Stored records
--- --- ---
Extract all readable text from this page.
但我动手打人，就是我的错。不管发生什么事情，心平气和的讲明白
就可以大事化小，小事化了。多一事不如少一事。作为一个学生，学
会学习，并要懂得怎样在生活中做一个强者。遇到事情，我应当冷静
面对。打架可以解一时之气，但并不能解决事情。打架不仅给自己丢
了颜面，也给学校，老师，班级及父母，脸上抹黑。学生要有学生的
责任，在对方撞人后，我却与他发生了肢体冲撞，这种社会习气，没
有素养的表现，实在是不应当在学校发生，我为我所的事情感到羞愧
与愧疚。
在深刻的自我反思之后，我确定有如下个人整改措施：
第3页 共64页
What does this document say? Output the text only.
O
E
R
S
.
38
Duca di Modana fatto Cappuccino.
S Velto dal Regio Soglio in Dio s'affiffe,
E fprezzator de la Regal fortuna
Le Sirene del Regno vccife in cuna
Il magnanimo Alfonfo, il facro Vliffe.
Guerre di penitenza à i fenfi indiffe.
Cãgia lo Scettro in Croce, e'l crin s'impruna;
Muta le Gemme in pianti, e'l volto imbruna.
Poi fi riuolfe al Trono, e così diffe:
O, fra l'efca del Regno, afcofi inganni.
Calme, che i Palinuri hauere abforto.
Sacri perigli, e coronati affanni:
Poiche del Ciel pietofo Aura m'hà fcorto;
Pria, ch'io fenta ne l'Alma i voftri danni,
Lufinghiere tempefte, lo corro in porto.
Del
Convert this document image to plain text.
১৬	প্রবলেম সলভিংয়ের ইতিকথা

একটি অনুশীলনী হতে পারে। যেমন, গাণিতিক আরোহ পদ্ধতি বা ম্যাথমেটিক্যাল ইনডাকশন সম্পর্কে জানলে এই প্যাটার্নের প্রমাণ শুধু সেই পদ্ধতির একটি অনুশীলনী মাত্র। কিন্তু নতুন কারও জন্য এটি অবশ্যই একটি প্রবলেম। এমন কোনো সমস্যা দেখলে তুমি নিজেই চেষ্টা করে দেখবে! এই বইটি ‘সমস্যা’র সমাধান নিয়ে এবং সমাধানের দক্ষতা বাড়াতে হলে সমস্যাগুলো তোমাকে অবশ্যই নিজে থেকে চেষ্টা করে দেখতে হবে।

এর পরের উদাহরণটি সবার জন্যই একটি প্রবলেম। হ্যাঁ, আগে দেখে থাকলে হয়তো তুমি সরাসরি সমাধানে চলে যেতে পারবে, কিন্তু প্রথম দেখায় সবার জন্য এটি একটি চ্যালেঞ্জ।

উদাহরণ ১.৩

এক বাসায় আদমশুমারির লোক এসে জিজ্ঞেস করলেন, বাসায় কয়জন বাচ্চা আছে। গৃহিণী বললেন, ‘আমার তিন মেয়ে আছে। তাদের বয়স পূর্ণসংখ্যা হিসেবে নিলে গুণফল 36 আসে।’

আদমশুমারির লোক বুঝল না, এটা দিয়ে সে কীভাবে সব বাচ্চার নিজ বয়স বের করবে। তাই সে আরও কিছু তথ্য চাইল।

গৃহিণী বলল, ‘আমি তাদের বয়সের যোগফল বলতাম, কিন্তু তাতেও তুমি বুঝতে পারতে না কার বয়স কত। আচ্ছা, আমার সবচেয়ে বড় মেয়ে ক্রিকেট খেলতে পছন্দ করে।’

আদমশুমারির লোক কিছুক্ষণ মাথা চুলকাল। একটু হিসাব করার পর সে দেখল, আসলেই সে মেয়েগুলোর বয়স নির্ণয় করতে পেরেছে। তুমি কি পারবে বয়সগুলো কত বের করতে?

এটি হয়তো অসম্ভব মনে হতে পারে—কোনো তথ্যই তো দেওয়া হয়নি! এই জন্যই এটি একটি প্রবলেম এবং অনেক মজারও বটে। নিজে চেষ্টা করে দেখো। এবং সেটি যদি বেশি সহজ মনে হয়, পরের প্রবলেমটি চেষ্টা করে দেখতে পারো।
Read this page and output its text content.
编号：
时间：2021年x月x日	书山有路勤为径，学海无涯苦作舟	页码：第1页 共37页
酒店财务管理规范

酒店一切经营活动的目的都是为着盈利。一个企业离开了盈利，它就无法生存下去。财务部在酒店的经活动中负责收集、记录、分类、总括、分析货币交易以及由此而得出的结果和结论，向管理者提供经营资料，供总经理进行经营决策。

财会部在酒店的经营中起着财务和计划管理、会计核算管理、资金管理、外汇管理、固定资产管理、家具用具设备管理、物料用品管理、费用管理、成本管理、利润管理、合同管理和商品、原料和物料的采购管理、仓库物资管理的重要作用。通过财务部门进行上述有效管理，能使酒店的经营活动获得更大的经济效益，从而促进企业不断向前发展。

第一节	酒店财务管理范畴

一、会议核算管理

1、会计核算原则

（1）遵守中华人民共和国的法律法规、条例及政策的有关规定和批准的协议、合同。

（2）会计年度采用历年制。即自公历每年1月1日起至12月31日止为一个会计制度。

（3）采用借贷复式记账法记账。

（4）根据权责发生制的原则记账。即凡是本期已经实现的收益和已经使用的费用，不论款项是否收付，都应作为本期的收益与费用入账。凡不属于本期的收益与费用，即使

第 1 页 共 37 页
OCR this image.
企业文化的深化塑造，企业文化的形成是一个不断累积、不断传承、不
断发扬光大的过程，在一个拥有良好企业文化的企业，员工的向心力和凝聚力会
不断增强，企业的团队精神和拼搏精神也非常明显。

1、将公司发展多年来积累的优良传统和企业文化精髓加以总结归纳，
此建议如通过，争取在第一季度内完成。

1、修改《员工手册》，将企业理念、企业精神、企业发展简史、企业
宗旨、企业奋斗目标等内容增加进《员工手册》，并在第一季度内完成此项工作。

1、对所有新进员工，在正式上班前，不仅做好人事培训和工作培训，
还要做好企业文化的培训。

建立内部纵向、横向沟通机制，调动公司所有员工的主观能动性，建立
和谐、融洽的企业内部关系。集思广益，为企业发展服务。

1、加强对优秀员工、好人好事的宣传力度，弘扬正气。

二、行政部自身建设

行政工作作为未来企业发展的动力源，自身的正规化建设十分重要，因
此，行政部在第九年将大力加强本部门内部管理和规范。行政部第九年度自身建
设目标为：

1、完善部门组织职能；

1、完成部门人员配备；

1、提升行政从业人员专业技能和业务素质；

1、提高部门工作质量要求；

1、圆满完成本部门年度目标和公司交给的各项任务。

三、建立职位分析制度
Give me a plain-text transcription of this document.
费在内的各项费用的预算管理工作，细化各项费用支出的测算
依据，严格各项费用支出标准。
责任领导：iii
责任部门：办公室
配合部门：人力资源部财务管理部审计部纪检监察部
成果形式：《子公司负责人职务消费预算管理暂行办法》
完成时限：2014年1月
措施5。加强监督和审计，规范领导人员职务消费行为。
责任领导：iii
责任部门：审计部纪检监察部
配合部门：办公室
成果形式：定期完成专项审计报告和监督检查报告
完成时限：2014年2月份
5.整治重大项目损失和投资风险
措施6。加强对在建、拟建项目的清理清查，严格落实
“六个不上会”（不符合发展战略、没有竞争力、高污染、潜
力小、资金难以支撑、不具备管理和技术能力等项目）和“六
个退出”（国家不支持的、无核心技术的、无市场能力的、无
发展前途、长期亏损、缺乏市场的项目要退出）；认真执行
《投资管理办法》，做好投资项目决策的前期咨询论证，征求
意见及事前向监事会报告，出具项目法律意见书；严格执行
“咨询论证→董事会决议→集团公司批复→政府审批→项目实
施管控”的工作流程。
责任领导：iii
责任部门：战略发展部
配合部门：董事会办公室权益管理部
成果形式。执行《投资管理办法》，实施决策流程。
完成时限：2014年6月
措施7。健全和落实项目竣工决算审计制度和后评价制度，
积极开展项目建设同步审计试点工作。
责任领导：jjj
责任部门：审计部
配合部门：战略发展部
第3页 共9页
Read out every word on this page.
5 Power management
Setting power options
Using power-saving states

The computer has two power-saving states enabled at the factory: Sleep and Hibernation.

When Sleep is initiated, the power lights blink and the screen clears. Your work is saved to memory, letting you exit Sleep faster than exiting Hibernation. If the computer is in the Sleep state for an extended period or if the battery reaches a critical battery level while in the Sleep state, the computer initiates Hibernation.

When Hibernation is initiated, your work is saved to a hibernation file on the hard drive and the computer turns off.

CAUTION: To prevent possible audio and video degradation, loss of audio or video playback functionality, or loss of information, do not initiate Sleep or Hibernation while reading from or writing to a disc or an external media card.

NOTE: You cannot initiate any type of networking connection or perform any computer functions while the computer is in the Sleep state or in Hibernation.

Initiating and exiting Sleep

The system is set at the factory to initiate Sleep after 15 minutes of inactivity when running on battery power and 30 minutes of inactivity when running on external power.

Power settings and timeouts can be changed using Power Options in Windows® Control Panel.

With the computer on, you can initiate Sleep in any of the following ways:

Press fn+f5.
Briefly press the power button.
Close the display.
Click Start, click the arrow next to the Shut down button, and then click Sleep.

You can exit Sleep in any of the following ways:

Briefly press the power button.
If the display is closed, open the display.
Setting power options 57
--- --- ---
Out of the preceding entries, pull every line containing the string "plain".

Convert this document image to plain text.
Give me a plain-text transcription of this document.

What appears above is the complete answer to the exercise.